DIRECTIONS FOR THIS TASK: Copy out the complete listing, word for word.

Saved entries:
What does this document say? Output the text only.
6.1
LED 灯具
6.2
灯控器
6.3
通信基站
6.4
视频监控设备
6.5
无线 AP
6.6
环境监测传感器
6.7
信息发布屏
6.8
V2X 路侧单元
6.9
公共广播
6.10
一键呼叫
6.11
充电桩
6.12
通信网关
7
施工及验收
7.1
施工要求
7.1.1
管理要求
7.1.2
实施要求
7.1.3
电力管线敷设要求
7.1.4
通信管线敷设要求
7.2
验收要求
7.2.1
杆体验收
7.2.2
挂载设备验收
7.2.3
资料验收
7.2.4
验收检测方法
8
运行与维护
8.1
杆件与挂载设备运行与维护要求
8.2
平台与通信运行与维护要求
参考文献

THE SOLUTION:
What does this document say? Output the text only.
6.1
LED 灯具
6.2
灯控器
6.3
通信基站
6.4
视频监控设备
6.5
无线 AP
6.6
环境监测传感器
6.7
信息发布屏
6.8
V2X 路侧单元
6.9
公共广播
6.10
一键呼叫
6.11
充电桩
6.12
通信网关
7
施工及验收
7.1
施工要求
7.1.1
管理要求
7.1.2
实施要求
7.1.3
电力管线敷设要求
7.1.4
通信管线敷设要求
7.2
验收要求
7.2.1
杆体验收
7.2.2
挂载设备验收
7.2.3
资料验收
7.2.4
验收检测方法
8
运行与维护
8.1
杆件与挂载设备运行与维护要求
8.2
平台与通信运行与维护要求
参考文献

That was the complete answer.